• Goal of the exercise
All entries below need to be written out exactly, but without their pictures.

(Saved data entries)
===
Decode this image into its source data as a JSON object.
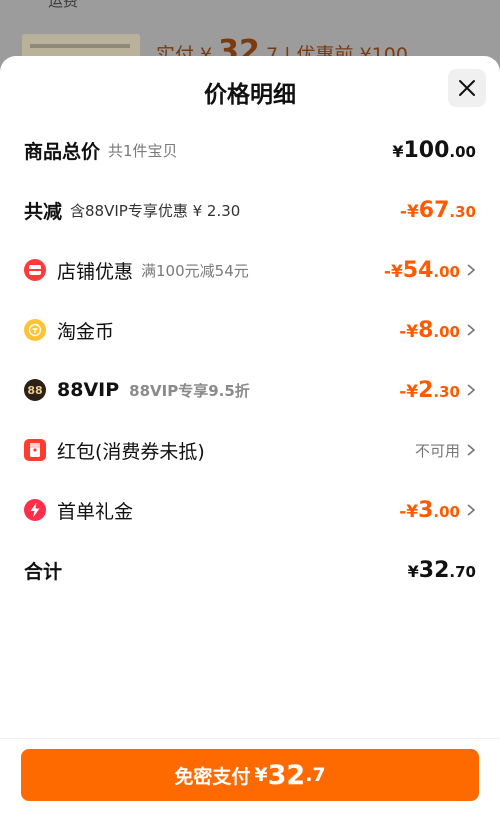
{
  "background": {
    "top_text": "运费",
    "price_text": "实付 ¥ ",
    "price_int": "32",
    "price_dec": ".7",
    "orig_text": " | 优惠前 ¥100"
  },
  "sheet": {
    "title": "价格明细",
    "close_icon": "close-icon"
  },
  "rows": {
    "total_goods": {
      "label": "商品总价",
      "sub": "共1件宝贝",
      "pre": "¥",
      "int": "100",
      "dec": ".00"
    },
    "total_discount": {
      "label": "共减",
      "sub": "含88VIP专享优惠 ¥ 2.30",
      "pre": "-¥",
      "int": "67",
      "dec": ".30"
    },
    "shop_discount": {
      "label": "店铺优惠",
      "sub": "满100元减54元",
      "pre": "-¥",
      "int": "54",
      "dec": ".00",
      "icon": "shop-icon"
    },
    "tao_coin": {
      "label": "淘金币",
      "pre": "-¥",
      "int": "8",
      "dec": ".00",
      "icon": "coin-icon"
    },
    "vip88": {
      "label": "88VIP",
      "sub": "88VIP专享9.5折",
      "pre": "-¥",
      "int": "2",
      "dec": ".30",
      "icon_text": "88"
    },
    "red_packet": {
      "label": "红包(消费券未抵)",
      "status": "不可用",
      "icon": "red-packet-icon"
    },
    "first_order": {
      "label": "首单礼金",
      "pre": "-¥",
      "int": "3",
      "dec": ".00",
      "icon": "lightning-icon"
    },
    "sum": {
      "label": "合计",
      "pre": "¥",
      "int": "32",
      "dec": ".70"
    }
  },
  "pay": {
    "label": "免密支付",
    "pre": "¥",
    "int": "32",
    "dec": ".7"
  },
  "colors": {
    "accent": "#ff6a00",
    "discount": "#ff5a00"
  }
}
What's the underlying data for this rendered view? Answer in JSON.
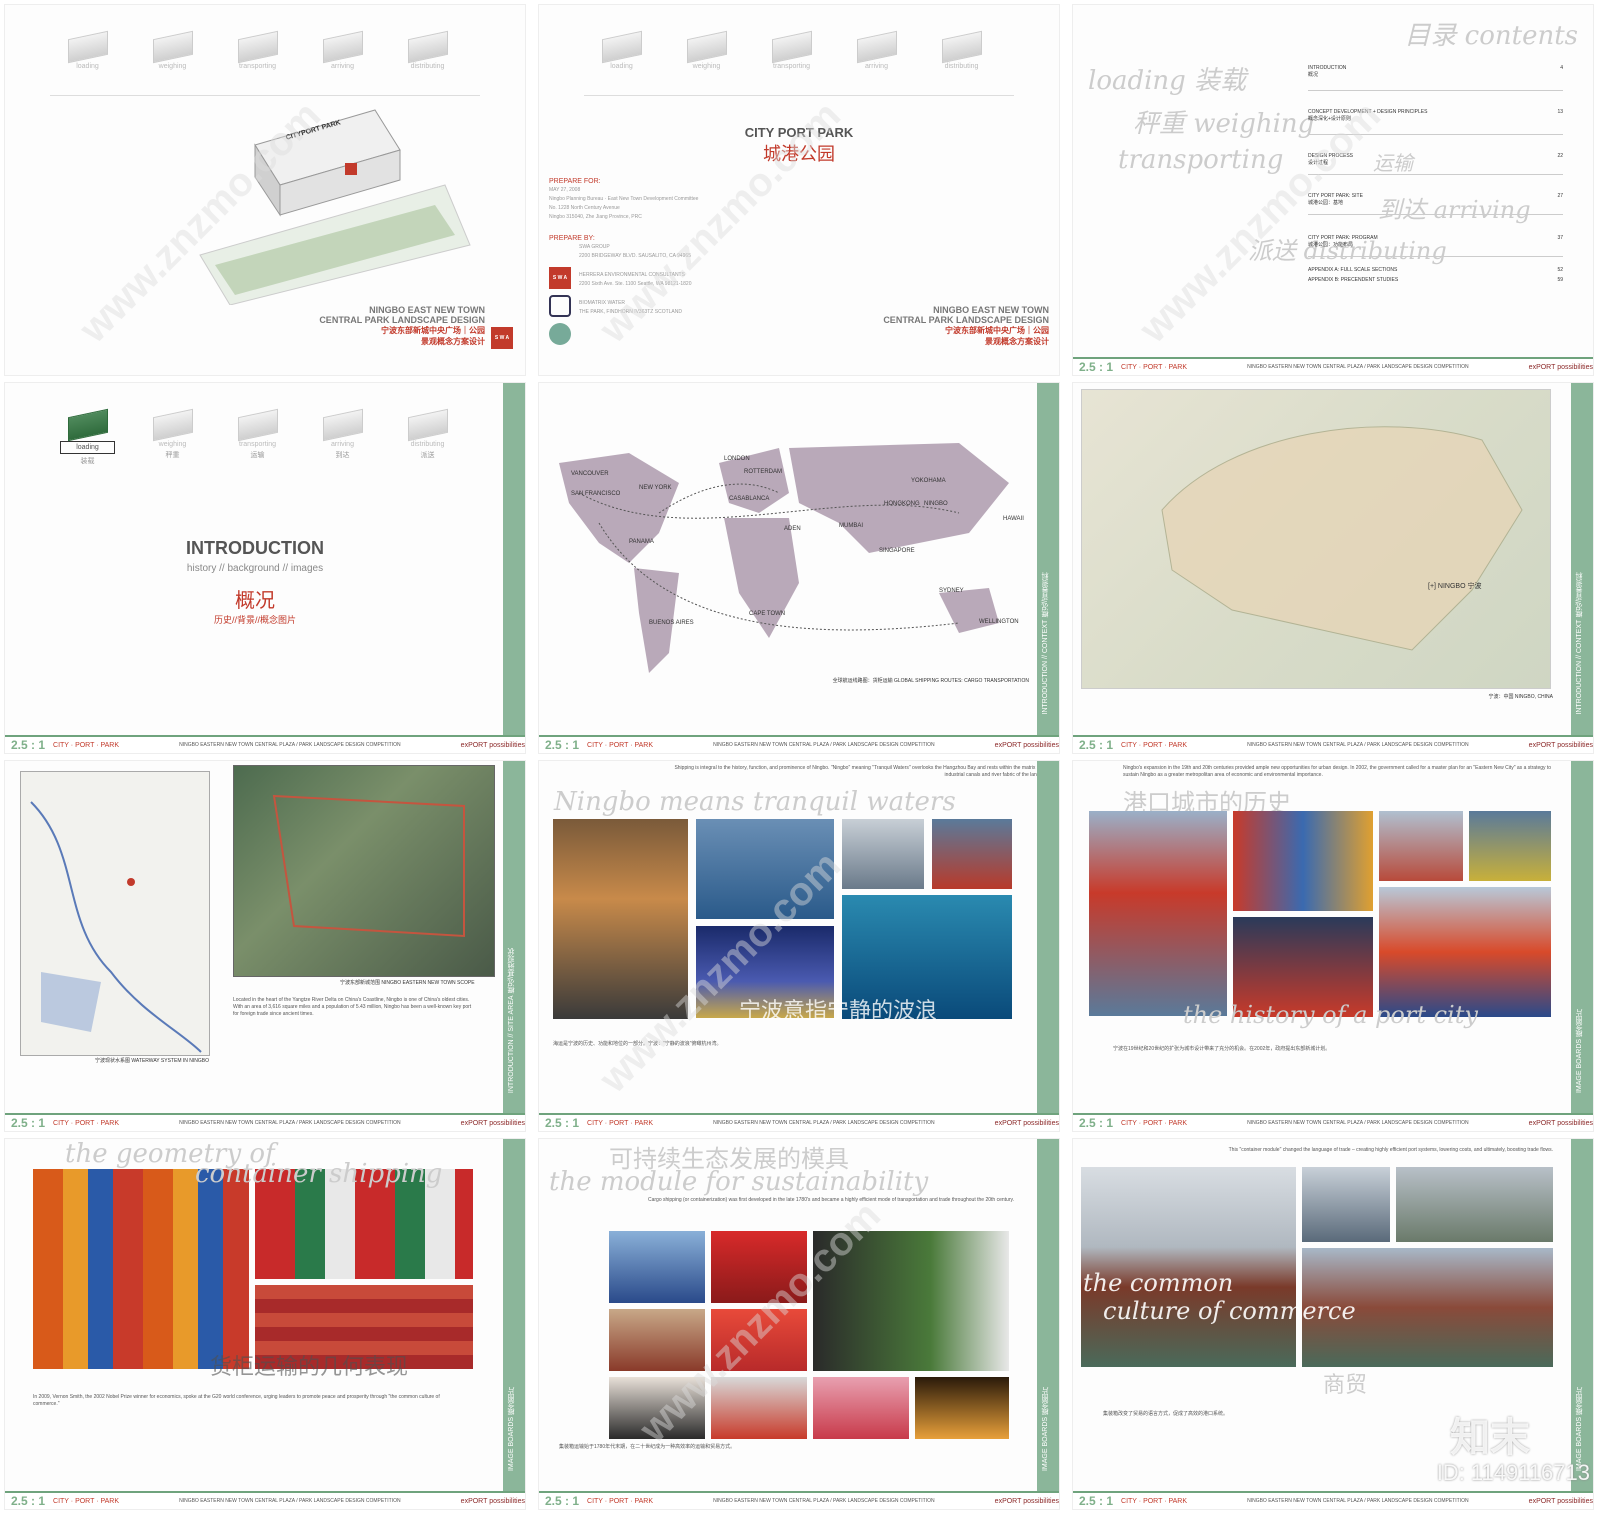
===
• Response to the exercise
Decode this image into its source data as a JSON object.
{
  "background": {
    "top_text": "运费",
    "price_text": "实付 ¥ ",
    "price_int": "32",
    "price_dec": ".7",
    "orig_text": " | 优惠前 ¥100"
  },
  "sheet": {
    "title": "价格明细",
    "close_icon": "close-icon"
  },
  "rows": {
    "total_goods": {
      "label": "商品总价",
      "sub": "共1件宝贝",
      "pre": "¥",
      "int": "100",
      "dec": ".00"
    },
    "total_discount": {
      "label": "共减",
      "sub": "含88VIP专享优惠 ¥ 2.30",
      "pre": "-¥",
      "int": "67",
      "dec": ".30"
    },
    "shop_discount": {
      "label": "店铺优惠",
      "sub": "满100元减54元",
      "pre": "-¥",
      "int": "54",
      "dec": ".00",
      "icon": "shop-icon"
    },
    "tao_coin": {
      "label": "淘金币",
      "pre": "-¥",
      "int": "8",
      "dec": ".00",
      "icon": "coin-icon"
    },
    "vip88": {
      "label": "88VIP",
      "sub": "88VIP专享9.5折",
      "pre": "-¥",
      "int": "2",
      "dec": ".30",
      "icon_text": "88"
    },
    "red_packet": {
      "label": "红包(消费券未抵)",
      "status": "不可用",
      "icon": "red-packet-icon"
    },
    "first_order": {
      "label": "首单礼金",
      "pre": "-¥",
      "int": "3",
      "dec": ".00",
      "icon": "lightning-icon"
    },
    "sum": {
      "label": "合计",
      "pre": "¥",
      "int": "32",
      "dec": ".70"
    }
  },
  "pay": {
    "label": "免密支付",
    "pre": "¥",
    "int": "32",
    "dec": ".7"
  },
  "colors": {
    "accent": "#ff6a00",
    "discount": "#ff5a00"
  }
}
What's the underlying data for this rendered view? Answer in JSON.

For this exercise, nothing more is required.